Collected data entries:

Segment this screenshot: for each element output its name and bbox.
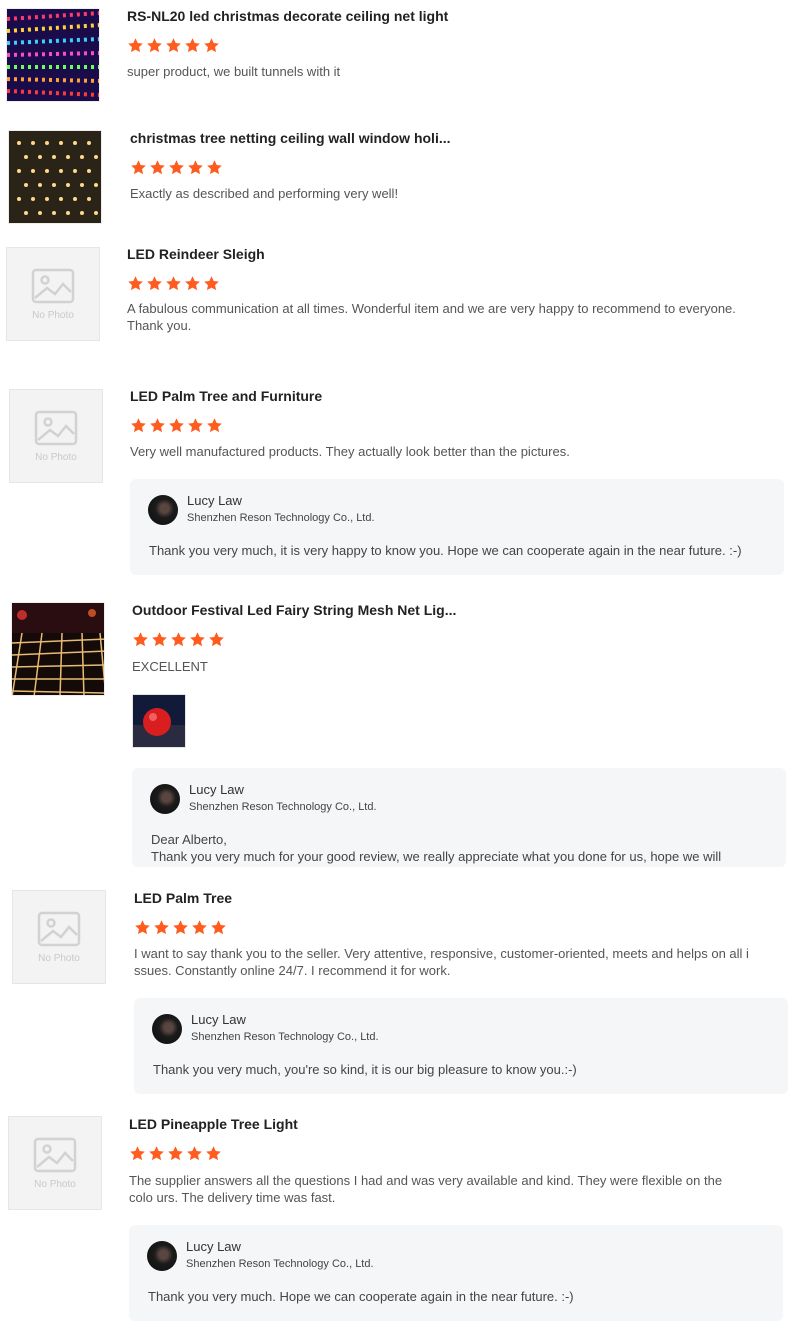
star-icon bbox=[210, 919, 227, 936]
star-icon bbox=[184, 37, 201, 54]
star-icon bbox=[203, 275, 220, 292]
seller-reply: Lucy Law Shenzhen Reson Technology Co., … bbox=[134, 998, 788, 1094]
star-icon bbox=[206, 417, 223, 434]
star-icon bbox=[134, 919, 151, 936]
star-icon bbox=[170, 631, 187, 648]
reply-author-name: Lucy Law bbox=[187, 493, 242, 508]
star-icon bbox=[132, 631, 149, 648]
avatar bbox=[152, 1014, 182, 1044]
review-comment: Very well manufactured products. They ac… bbox=[130, 444, 570, 459]
no-photo-label: No Photo bbox=[32, 309, 74, 321]
star-icon bbox=[130, 417, 147, 434]
star-rating bbox=[130, 417, 223, 434]
star-icon bbox=[168, 417, 185, 434]
star-icon bbox=[184, 275, 201, 292]
star-icon bbox=[149, 417, 166, 434]
star-icon bbox=[208, 631, 225, 648]
star-icon bbox=[146, 37, 163, 54]
star-rating bbox=[132, 631, 225, 648]
no-photo-label: No Photo bbox=[35, 451, 77, 463]
reply-author-name: Lucy Law bbox=[191, 1012, 246, 1027]
reply-company: Shenzhen Reson Technology Co., Ltd. bbox=[189, 801, 377, 813]
product-thumbnail[interactable]: No Photo bbox=[6, 247, 100, 341]
no-photo-icon bbox=[33, 1137, 77, 1173]
product-title[interactable]: LED Palm Tree and Furniture bbox=[130, 388, 322, 404]
star-icon bbox=[151, 631, 168, 648]
avatar bbox=[148, 495, 178, 525]
review-comment: The supplier answers all the questions I… bbox=[129, 1173, 723, 1205]
product-thumbnail[interactable]: No Photo bbox=[8, 1116, 102, 1210]
multicolor-net-lights-image bbox=[7, 9, 99, 101]
no-photo-label: No Photo bbox=[38, 952, 80, 964]
star-icon bbox=[191, 919, 208, 936]
product-thumbnail[interactable] bbox=[6, 8, 100, 102]
star-icon bbox=[203, 37, 220, 54]
star-icon bbox=[165, 37, 182, 54]
reply-text: Thank you very much, you're so kind, it … bbox=[153, 1062, 577, 1077]
review-attachment-image[interactable] bbox=[132, 694, 186, 748]
star-icon bbox=[167, 1145, 184, 1162]
reply-company: Shenzhen Reson Technology Co., Ltd. bbox=[187, 512, 375, 524]
star-icon bbox=[127, 37, 144, 54]
seller-reply: Lucy Law Shenzhen Reson Technology Co., … bbox=[132, 768, 786, 867]
star-icon bbox=[129, 1145, 146, 1162]
product-thumbnail[interactable]: No Photo bbox=[12, 890, 106, 984]
star-icon bbox=[146, 275, 163, 292]
star-rating bbox=[129, 1145, 222, 1162]
star-icon bbox=[186, 1145, 203, 1162]
review-comment: A fabulous communication at all times. W… bbox=[127, 301, 736, 333]
reply-company: Shenzhen Reson Technology Co., Ltd. bbox=[186, 1258, 374, 1270]
reply-company: Shenzhen Reson Technology Co., Ltd. bbox=[191, 1031, 379, 1043]
star-icon bbox=[187, 159, 204, 176]
product-thumbnail[interactable]: No Photo bbox=[9, 389, 103, 483]
reply-text: Thank you very much. Hope we can coopera… bbox=[148, 1289, 574, 1304]
red-ball-light-image bbox=[133, 695, 185, 747]
review-comment: super product, we built tunnels with it bbox=[127, 64, 341, 79]
no-photo-label: No Photo bbox=[34, 1178, 76, 1190]
reply-author-name: Lucy Law bbox=[189, 782, 244, 797]
product-title[interactable]: RS-NL20 led christmas decorate ceiling n… bbox=[127, 8, 448, 24]
reply-text: Thank you very much, it is very happy to… bbox=[149, 543, 742, 558]
star-rating bbox=[127, 37, 220, 54]
star-icon bbox=[168, 159, 185, 176]
star-icon bbox=[127, 275, 144, 292]
star-icon bbox=[172, 919, 189, 936]
warm-net-lights-image bbox=[9, 131, 101, 223]
product-title[interactable]: LED Pineapple Tree Light bbox=[129, 1116, 298, 1132]
star-rating bbox=[134, 919, 227, 936]
star-icon bbox=[149, 159, 166, 176]
avatar bbox=[147, 1241, 177, 1271]
star-rating bbox=[130, 159, 223, 176]
product-title[interactable]: LED Reindeer Sleigh bbox=[127, 246, 265, 262]
star-icon bbox=[153, 919, 170, 936]
no-photo-icon bbox=[37, 911, 81, 947]
seller-reply: Lucy Law Shenzhen Reson Technology Co., … bbox=[130, 479, 784, 575]
reply-author-name: Lucy Law bbox=[186, 1239, 241, 1254]
star-icon bbox=[205, 1145, 222, 1162]
star-icon bbox=[189, 631, 206, 648]
star-icon bbox=[165, 275, 182, 292]
product-thumbnail[interactable] bbox=[8, 130, 102, 224]
product-title[interactable]: christmas tree netting ceiling wall wind… bbox=[130, 130, 451, 146]
star-icon bbox=[187, 417, 204, 434]
product-title[interactable]: LED Palm Tree bbox=[134, 890, 232, 906]
review-comment: Exactly as described and performing very… bbox=[130, 186, 399, 201]
seller-reply: Lucy Law Shenzhen Reson Technology Co., … bbox=[129, 1225, 783, 1321]
no-photo-icon bbox=[31, 268, 75, 304]
star-icon bbox=[130, 159, 147, 176]
no-photo-icon bbox=[34, 410, 78, 446]
star-icon bbox=[206, 159, 223, 176]
avatar bbox=[150, 784, 180, 814]
product-thumbnail[interactable] bbox=[11, 602, 105, 696]
star-icon bbox=[148, 1145, 165, 1162]
review-comment: I want to say thank you to the seller. V… bbox=[134, 946, 749, 978]
outdoor-net-lights-image bbox=[12, 603, 104, 695]
product-title[interactable]: Outdoor Festival Led Fairy String Mesh N… bbox=[132, 602, 456, 618]
review-comment: EXCELLENT bbox=[132, 659, 208, 674]
reply-text: Dear Alberto, Thank you very much for yo… bbox=[151, 832, 722, 864]
star-rating bbox=[127, 275, 220, 292]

▶ _GOAL OF THE EXERCISE_
Reproduce all the rows above with every "star-icon" changed to "rating-star" and nothing else altered. Leave the pictures out.

▶ _EXERCISE SOLUTION_
Segment this screenshot: for each element output its name and bbox.
rating-star bbox=[210, 919, 227, 936]
rating-star bbox=[184, 37, 201, 54]
rating-star bbox=[203, 275, 220, 292]
seller-reply: Lucy Law Shenzhen Reson Technology Co., … bbox=[134, 998, 788, 1094]
rating-star bbox=[206, 417, 223, 434]
rating-star bbox=[134, 919, 151, 936]
rating-star bbox=[170, 631, 187, 648]
reply-author-name: Lucy Law bbox=[187, 493, 242, 508]
rating-star bbox=[132, 631, 149, 648]
avatar bbox=[152, 1014, 182, 1044]
review-comment: Very well manufactured products. They ac… bbox=[130, 444, 570, 459]
no-photo-label: No Photo bbox=[32, 309, 74, 321]
rating-star bbox=[130, 417, 147, 434]
star-rating bbox=[130, 417, 223, 434]
rating-star bbox=[168, 417, 185, 434]
rating-star bbox=[184, 275, 201, 292]
rating-star bbox=[149, 417, 166, 434]
rating-star bbox=[208, 631, 225, 648]
rating-star bbox=[146, 37, 163, 54]
star-rating bbox=[132, 631, 225, 648]
no-photo-label: No Photo bbox=[35, 451, 77, 463]
reply-author-name: Lucy Law bbox=[191, 1012, 246, 1027]
reply-company: Shenzhen Reson Technology Co., Ltd. bbox=[189, 801, 377, 813]
product-thumbnail[interactable]: No Photo bbox=[6, 247, 100, 341]
no-photo-icon bbox=[33, 1137, 77, 1173]
product-title[interactable]: LED Palm Tree and Furniture bbox=[130, 388, 322, 404]
rating-star bbox=[151, 631, 168, 648]
avatar bbox=[148, 495, 178, 525]
review-comment: The supplier answers all the questions I… bbox=[129, 1173, 723, 1205]
product-thumbnail[interactable]: No Photo bbox=[8, 1116, 102, 1210]
multicolor-net-lights-image bbox=[7, 9, 99, 101]
no-photo-label: No Photo bbox=[38, 952, 80, 964]
rating-star bbox=[191, 919, 208, 936]
product-thumbnail[interactable] bbox=[6, 8, 100, 102]
rating-star bbox=[203, 37, 220, 54]
rating-star bbox=[165, 37, 182, 54]
reply-text: Thank you very much, you're so kind, it … bbox=[153, 1062, 577, 1077]
review-attachment-image[interactable] bbox=[132, 694, 186, 748]
rating-star bbox=[167, 1145, 184, 1162]
reply-company: Shenzhen Reson Technology Co., Ltd. bbox=[187, 512, 375, 524]
rating-star bbox=[127, 37, 144, 54]
seller-reply: Lucy Law Shenzhen Reson Technology Co., … bbox=[132, 768, 786, 867]
rating-star bbox=[129, 1145, 146, 1162]
product-thumbnail[interactable]: No Photo bbox=[12, 890, 106, 984]
rating-star bbox=[146, 275, 163, 292]
star-rating bbox=[129, 1145, 222, 1162]
rating-star bbox=[186, 1145, 203, 1162]
review-comment: A fabulous communication at all times. W… bbox=[127, 301, 736, 333]
reply-company: Shenzhen Reson Technology Co., Ltd. bbox=[186, 1258, 374, 1270]
reply-company: Shenzhen Reson Technology Co., Ltd. bbox=[191, 1031, 379, 1043]
rating-star bbox=[187, 159, 204, 176]
product-thumbnail[interactable]: No Photo bbox=[9, 389, 103, 483]
reply-text: Thank you very much. Hope we can coopera… bbox=[148, 1289, 574, 1304]
red-ball-light-image bbox=[133, 695, 185, 747]
review-comment: super product, we built tunnels with it bbox=[127, 64, 341, 79]
no-photo-label: No Photo bbox=[34, 1178, 76, 1190]
reply-author-name: Lucy Law bbox=[189, 782, 244, 797]
product-title[interactable]: RS-NL20 led christmas decorate ceiling n… bbox=[127, 8, 448, 24]
reply-text: Thank you very much, it is very happy to… bbox=[149, 543, 742, 558]
star-rating bbox=[127, 37, 220, 54]
rating-star bbox=[168, 159, 185, 176]
rating-star bbox=[127, 275, 144, 292]
rating-star bbox=[172, 919, 189, 936]
warm-net-lights-image bbox=[9, 131, 101, 223]
product-title[interactable]: LED Pineapple Tree Light bbox=[129, 1116, 298, 1132]
star-rating bbox=[134, 919, 227, 936]
rating-star bbox=[149, 159, 166, 176]
avatar bbox=[147, 1241, 177, 1271]
star-rating bbox=[130, 159, 223, 176]
product-title[interactable]: LED Reindeer Sleigh bbox=[127, 246, 265, 262]
rating-star bbox=[153, 919, 170, 936]
no-photo-icon bbox=[37, 911, 81, 947]
seller-reply: Lucy Law Shenzhen Reson Technology Co., … bbox=[130, 479, 784, 575]
reply-author-name: Lucy Law bbox=[186, 1239, 241, 1254]
rating-star bbox=[205, 1145, 222, 1162]
rating-star bbox=[189, 631, 206, 648]
rating-star bbox=[165, 275, 182, 292]
product-thumbnail[interactable] bbox=[8, 130, 102, 224]
product-title[interactable]: christmas tree netting ceiling wall wind… bbox=[130, 130, 451, 146]
rating-star bbox=[187, 417, 204, 434]
product-title[interactable]: LED Palm Tree bbox=[134, 890, 232, 906]
review-comment: Exactly as described and performing very… bbox=[130, 186, 399, 201]
seller-reply: Lucy Law Shenzhen Reson Technology Co., … bbox=[129, 1225, 783, 1321]
no-photo-icon bbox=[31, 268, 75, 304]
rating-star bbox=[130, 159, 147, 176]
no-photo-icon bbox=[34, 410, 78, 446]
rating-star bbox=[206, 159, 223, 176]
avatar bbox=[150, 784, 180, 814]
product-thumbnail[interactable] bbox=[11, 602, 105, 696]
rating-star bbox=[148, 1145, 165, 1162]
review-comment: I want to say thank you to the seller. V… bbox=[134, 946, 749, 978]
outdoor-net-lights-image bbox=[12, 603, 104, 695]
product-title[interactable]: Outdoor Festival Led Fairy String Mesh N… bbox=[132, 602, 456, 618]
review-comment: EXCELLENT bbox=[132, 659, 208, 674]
reply-text: Dear Alberto, Thank you very much for yo… bbox=[151, 832, 722, 864]
star-rating bbox=[127, 275, 220, 292]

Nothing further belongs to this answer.